REQUEST: Find the string "watermark" in the entries and copy each line that has it.

EXERCISE DATA:
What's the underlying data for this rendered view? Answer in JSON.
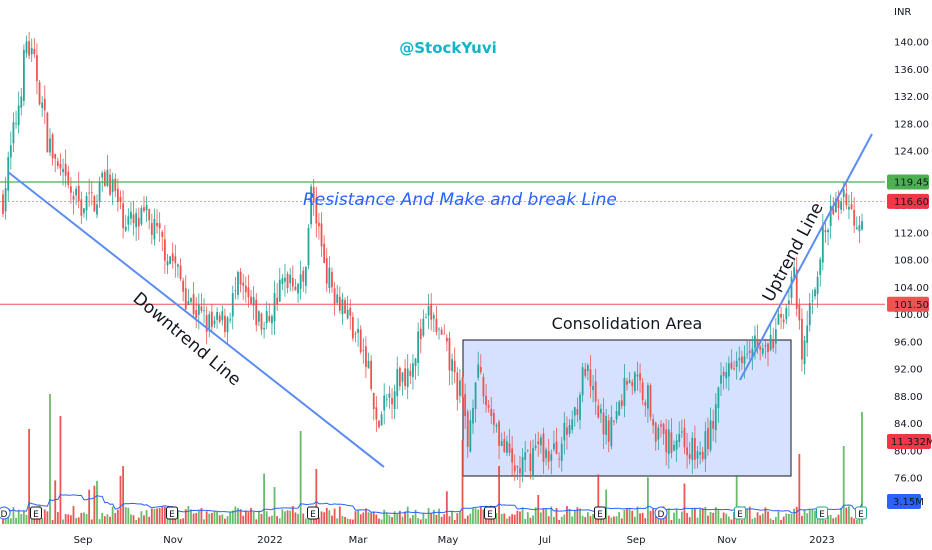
{
  "watermark": "@StockYuvi",
  "currency_label": "INR",
  "colors": {
    "up": "#26a69a",
    "down": "#ef5350",
    "vol_up": "#4caf50",
    "vol_down": "#e53935",
    "resistance": "#4caf50",
    "support": "#ef5350",
    "trend": "#5b8def",
    "last_price": "#f23645",
    "consolidation_fill": "#cfdcff",
    "volume_ma": "#2962ff",
    "watermark": "#10b5c8",
    "annotation_blue": "#2962ff"
  },
  "annotations": {
    "resistance_label": "Resistance And Make and break Line",
    "downtrend_label": "Downtrend Line",
    "uptrend_label": "Uptrend Line",
    "consolidation_label": "Consolidation Area"
  },
  "price_tags": {
    "resistance": "119.45",
    "last_price": "116.60",
    "support": "101.50",
    "volume": "11.332M",
    "volume_ma": "3.15M"
  },
  "chart_data": {
    "type": "candlestick",
    "y_ticks": [
      "140.00",
      "136.00",
      "132.00",
      "128.00",
      "124.00",
      "120.00",
      "116.00",
      "112.00",
      "108.00",
      "104.00",
      "100.00",
      "96.00",
      "92.00",
      "88.00",
      "84.00",
      "80.00",
      "76.00"
    ],
    "x_ticks": [
      "Sep",
      "Nov",
      "2022",
      "Mar",
      "May",
      "Jul",
      "Sep",
      "Nov",
      "2023"
    ],
    "ylim": [
      72,
      143
    ],
    "levels": {
      "resistance": 119.45,
      "last_price": 116.6,
      "support": 101.5
    },
    "close_path": [
      [
        0,
        117
      ],
      [
        3,
        124
      ],
      [
        6,
        131
      ],
      [
        9,
        140
      ],
      [
        13,
        135
      ],
      [
        17,
        126
      ],
      [
        21,
        121
      ],
      [
        25,
        118
      ],
      [
        30,
        116
      ],
      [
        35,
        117
      ],
      [
        40,
        121
      ],
      [
        45,
        115
      ],
      [
        50,
        113
      ],
      [
        55,
        114
      ],
      [
        60,
        111
      ],
      [
        65,
        108
      ],
      [
        70,
        103
      ],
      [
        75,
        100
      ],
      [
        80,
        98
      ],
      [
        85,
        99
      ],
      [
        90,
        104
      ],
      [
        95,
        101
      ],
      [
        100,
        98
      ],
      [
        105,
        103
      ],
      [
        110,
        106
      ],
      [
        115,
        104
      ],
      [
        118,
        118
      ],
      [
        121,
        112
      ],
      [
        125,
        105
      ],
      [
        130,
        102
      ],
      [
        135,
        97
      ],
      [
        140,
        92
      ],
      [
        143,
        83
      ],
      [
        146,
        86
      ],
      [
        150,
        90
      ],
      [
        155,
        92
      ],
      [
        160,
        97
      ],
      [
        164,
        100
      ],
      [
        168,
        96
      ],
      [
        172,
        92
      ],
      [
        176,
        87
      ],
      [
        178,
        81
      ],
      [
        181,
        92
      ],
      [
        184,
        88
      ],
      [
        188,
        85
      ],
      [
        192,
        80
      ],
      [
        196,
        77
      ],
      [
        200,
        78
      ],
      [
        205,
        81
      ],
      [
        210,
        79
      ],
      [
        215,
        82
      ],
      [
        219,
        86
      ],
      [
        223,
        92
      ],
      [
        227,
        86
      ],
      [
        231,
        83
      ],
      [
        235,
        85
      ],
      [
        239,
        91
      ],
      [
        243,
        90
      ],
      [
        247,
        88
      ],
      [
        251,
        82
      ],
      [
        255,
        81
      ],
      [
        259,
        83
      ],
      [
        263,
        80
      ],
      [
        267,
        79
      ],
      [
        271,
        83
      ],
      [
        275,
        89
      ],
      [
        279,
        94
      ],
      [
        283,
        95
      ],
      [
        287,
        97
      ],
      [
        291,
        94
      ],
      [
        295,
        96
      ],
      [
        300,
        102
      ],
      [
        303,
        105
      ],
      [
        306,
        93
      ],
      [
        310,
        103
      ],
      [
        314,
        111
      ],
      [
        318,
        115
      ],
      [
        322,
        118
      ],
      [
        326,
        114
      ],
      [
        329,
        115
      ]
    ],
    "volume_series": "daily volume bars, peak 11.332M on last session"
  }
}
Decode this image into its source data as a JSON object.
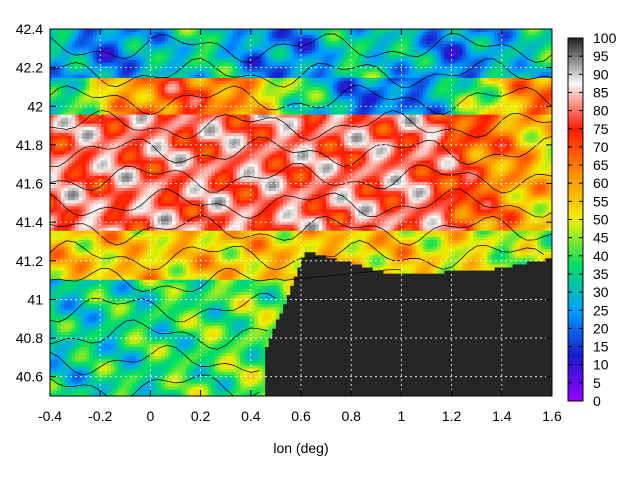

THE COMPLETED TASK:
  "watermark": "@StockYuvi",
    "watermark": "#10b5c8",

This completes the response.